• **WHAT THIS TASK INVOLVES**: How many lines hold the string "Traditional"? Give only the number.

#### DATA RECORDS ####

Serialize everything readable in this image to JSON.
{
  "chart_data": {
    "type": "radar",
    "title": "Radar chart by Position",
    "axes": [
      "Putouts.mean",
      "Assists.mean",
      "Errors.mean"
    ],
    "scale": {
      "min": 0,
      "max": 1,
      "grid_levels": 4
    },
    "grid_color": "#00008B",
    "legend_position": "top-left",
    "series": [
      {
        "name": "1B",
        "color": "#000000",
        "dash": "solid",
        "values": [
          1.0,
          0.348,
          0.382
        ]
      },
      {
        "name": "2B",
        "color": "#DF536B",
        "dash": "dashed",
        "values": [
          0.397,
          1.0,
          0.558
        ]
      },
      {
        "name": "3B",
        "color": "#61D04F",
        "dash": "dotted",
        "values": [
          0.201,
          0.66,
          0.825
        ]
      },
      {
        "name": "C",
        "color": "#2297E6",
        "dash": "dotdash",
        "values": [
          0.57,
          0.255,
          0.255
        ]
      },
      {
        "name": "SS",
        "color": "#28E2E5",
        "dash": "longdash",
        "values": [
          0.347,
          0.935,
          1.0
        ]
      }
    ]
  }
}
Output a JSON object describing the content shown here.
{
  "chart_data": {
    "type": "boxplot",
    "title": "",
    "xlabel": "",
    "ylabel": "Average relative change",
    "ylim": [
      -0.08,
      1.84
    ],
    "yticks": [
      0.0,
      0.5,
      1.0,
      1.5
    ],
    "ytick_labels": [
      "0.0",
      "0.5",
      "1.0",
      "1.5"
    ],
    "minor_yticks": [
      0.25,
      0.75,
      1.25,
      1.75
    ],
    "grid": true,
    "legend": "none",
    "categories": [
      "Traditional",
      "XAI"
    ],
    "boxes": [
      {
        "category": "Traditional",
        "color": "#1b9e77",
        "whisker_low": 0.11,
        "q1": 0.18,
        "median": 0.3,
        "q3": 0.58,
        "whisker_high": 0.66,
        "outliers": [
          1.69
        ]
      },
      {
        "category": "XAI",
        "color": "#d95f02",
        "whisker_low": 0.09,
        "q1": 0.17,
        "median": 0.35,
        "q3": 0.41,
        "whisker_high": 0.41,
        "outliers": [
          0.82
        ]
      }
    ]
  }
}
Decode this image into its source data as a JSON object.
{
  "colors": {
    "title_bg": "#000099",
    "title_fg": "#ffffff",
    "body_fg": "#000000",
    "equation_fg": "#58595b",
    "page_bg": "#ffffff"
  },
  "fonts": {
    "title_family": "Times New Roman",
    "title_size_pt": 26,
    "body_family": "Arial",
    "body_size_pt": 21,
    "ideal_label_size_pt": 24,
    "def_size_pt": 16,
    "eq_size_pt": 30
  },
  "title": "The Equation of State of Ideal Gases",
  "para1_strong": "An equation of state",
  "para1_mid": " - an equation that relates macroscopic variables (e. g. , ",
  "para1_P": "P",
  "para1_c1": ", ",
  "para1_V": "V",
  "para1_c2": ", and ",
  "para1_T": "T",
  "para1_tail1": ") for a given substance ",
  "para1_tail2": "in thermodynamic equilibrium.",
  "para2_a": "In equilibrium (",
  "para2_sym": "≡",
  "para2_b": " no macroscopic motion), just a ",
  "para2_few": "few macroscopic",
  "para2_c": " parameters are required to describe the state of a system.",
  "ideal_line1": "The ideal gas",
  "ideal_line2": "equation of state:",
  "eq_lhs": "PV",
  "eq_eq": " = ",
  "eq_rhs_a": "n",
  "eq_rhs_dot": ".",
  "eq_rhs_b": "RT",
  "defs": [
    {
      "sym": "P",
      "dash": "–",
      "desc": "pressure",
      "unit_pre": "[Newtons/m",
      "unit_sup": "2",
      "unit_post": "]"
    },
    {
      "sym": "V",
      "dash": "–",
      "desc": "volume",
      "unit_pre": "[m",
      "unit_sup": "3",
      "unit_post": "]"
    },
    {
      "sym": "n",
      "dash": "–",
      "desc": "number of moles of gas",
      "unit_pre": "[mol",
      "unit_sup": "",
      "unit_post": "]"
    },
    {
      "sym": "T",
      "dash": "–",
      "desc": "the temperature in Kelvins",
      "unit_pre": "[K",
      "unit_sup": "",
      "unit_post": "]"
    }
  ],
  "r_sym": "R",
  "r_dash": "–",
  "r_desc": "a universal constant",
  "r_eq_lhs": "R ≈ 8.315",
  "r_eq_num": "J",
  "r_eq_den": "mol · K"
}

####

• **OUTPUT FOR THIS EXERCISE**: 2